• **Given task**:
Take down each entry exactly as written.

○ ○ ○ ○ ○ ○ ○

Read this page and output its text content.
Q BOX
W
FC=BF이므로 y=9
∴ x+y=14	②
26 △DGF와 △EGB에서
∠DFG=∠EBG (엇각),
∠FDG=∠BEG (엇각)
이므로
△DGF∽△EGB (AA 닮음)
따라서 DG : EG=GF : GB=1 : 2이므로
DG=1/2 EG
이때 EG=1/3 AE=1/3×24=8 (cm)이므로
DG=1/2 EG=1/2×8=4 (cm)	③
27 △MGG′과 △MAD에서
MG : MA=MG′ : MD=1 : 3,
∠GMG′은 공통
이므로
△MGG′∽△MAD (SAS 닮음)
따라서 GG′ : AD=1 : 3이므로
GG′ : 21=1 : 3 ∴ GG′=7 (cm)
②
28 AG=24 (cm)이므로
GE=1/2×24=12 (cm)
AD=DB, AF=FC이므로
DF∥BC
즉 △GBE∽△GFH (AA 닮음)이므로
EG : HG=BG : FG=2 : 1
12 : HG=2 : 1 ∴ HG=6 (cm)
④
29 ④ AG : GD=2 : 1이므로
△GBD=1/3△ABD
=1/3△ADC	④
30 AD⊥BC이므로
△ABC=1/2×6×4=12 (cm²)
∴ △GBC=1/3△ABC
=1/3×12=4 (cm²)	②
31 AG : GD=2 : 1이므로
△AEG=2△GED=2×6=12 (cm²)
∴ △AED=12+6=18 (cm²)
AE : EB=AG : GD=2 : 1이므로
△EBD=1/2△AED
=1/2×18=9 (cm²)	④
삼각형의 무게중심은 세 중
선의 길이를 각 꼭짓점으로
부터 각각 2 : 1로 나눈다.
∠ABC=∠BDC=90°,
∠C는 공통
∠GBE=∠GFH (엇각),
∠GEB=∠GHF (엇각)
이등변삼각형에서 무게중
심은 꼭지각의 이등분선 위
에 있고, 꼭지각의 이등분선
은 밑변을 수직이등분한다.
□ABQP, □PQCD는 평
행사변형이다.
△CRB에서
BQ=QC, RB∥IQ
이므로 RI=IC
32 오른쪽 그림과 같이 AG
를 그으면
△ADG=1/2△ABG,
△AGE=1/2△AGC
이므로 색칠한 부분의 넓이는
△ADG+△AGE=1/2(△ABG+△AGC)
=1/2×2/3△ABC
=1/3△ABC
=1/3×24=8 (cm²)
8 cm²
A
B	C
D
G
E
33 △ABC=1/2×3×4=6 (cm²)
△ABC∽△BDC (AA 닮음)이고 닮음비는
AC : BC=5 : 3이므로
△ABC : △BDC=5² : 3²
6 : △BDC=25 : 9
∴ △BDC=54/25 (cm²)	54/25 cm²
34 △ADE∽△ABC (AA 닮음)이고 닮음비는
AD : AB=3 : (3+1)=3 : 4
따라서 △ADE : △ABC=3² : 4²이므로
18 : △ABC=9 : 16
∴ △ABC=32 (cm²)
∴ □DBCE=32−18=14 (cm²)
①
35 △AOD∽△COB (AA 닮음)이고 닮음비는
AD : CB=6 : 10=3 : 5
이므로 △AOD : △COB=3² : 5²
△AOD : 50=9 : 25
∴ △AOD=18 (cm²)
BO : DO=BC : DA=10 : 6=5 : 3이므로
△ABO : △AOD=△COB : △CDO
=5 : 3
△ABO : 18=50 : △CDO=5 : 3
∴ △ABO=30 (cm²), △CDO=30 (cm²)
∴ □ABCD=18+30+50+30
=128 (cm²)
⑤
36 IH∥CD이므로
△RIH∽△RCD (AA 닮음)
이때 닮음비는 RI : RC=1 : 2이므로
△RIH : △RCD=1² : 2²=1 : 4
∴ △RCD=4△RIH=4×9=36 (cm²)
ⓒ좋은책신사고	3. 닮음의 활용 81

○ ○ ○ ○ ○ ○ ○

• **Task output**:
Read this page and output its text content.
Q BOX
W
FC=BF이므로 y=9
∴ x+y=14	②
26 △DGF와 △EGB에서
∠DFG=∠EBG (엇각),
∠FDG=∠BEG (엇각)
이므로
△DGF∽△EGB (AA 닮음)
따라서 DG : EG=GF : GB=1 : 2이므로
DG=1/2 EG
이때 EG=1/3 AE=1/3×24=8 (cm)이므로
DG=1/2 EG=1/2×8=4 (cm)	③
27 △MGG′과 △MAD에서
MG : MA=MG′ : MD=1 : 3,
∠GMG′은 공통
이므로
△MGG′∽△MAD (SAS 닮음)
따라서 GG′ : AD=1 : 3이므로
GG′ : 21=1 : 3 ∴ GG′=7 (cm)
②
28 AG=24 (cm)이므로
GE=1/2×24=12 (cm)
AD=DB, AF=FC이므로
DF∥BC
즉 △GBE∽△GFH (AA 닮음)이므로
EG : HG=BG : FG=2 : 1
12 : HG=2 : 1 ∴ HG=6 (cm)
④
29 ④ AG : GD=2 : 1이므로
△GBD=1/3△ABD
=1/3△ADC	④
30 AD⊥BC이므로
△ABC=1/2×6×4=12 (cm²)
∴ △GBC=1/3△ABC
=1/3×12=4 (cm²)	②
31 AG : GD=2 : 1이므로
△AEG=2△GED=2×6=12 (cm²)
∴ △AED=12+6=18 (cm²)
AE : EB=AG : GD=2 : 1이므로
△EBD=1/2△AED
=1/2×18=9 (cm²)	④
삼각형의 무게중심은 세 중
선의 길이를 각 꼭짓점으로
부터 각각 2 : 1로 나눈다.
∠ABC=∠BDC=90°,
∠C는 공통
∠GBE=∠GFH (엇각),
∠GEB=∠GHF (엇각)
이등변삼각형에서 무게중
심은 꼭지각의 이등분선 위
에 있고, 꼭지각의 이등분선
은 밑변을 수직이등분한다.
□ABQP, □PQCD는 평
행사변형이다.
△CRB에서
BQ=QC, RB∥IQ
이므로 RI=IC
32 오른쪽 그림과 같이 AG
를 그으면
△ADG=1/2△ABG,
△AGE=1/2△AGC
이므로 색칠한 부분의 넓이는
△ADG+△AGE=1/2(△ABG+△AGC)
=1/2×2/3△ABC
=1/3△ABC
=1/3×24=8 (cm²)
8 cm²
A
B	C
D
G
E
33 △ABC=1/2×3×4=6 (cm²)
△ABC∽△BDC (AA 닮음)이고 닮음비는
AC : BC=5 : 3이므로
△ABC : △BDC=5² : 3²
6 : △BDC=25 : 9
∴ △BDC=54/25 (cm²)	54/25 cm²
34 △ADE∽△ABC (AA 닮음)이고 닮음비는
AD : AB=3 : (3+1)=3 : 4
따라서 △ADE : △ABC=3² : 4²이므로
18 : △ABC=9 : 16
∴ △ABC=32 (cm²)
∴ □DBCE=32−18=14 (cm²)
①
35 △AOD∽△COB (AA 닮음)이고 닮음비는
AD : CB=6 : 10=3 : 5
이므로 △AOD : △COB=3² : 5²
△AOD : 50=9 : 25
∴ △AOD=18 (cm²)
BO : DO=BC : DA=10 : 6=5 : 3이므로
△ABO : △AOD=△COB : △CDO
=5 : 3
△ABO : 18=50 : △CDO=5 : 3
∴ △ABO=30 (cm²), △CDO=30 (cm²)
∴ □ABCD=18+30+50+30
=128 (cm²)
⑤
36 IH∥CD이므로
△RIH∽△RCD (AA 닮음)
이때 닮음비는 RI : RC=1 : 2이므로
△RIH : △RCD=1² : 2²=1 : 4
∴ △RCD=4△RIH=4×9=36 (cm²)
ⓒ좋은책신사고	3. 닮음의 활용 81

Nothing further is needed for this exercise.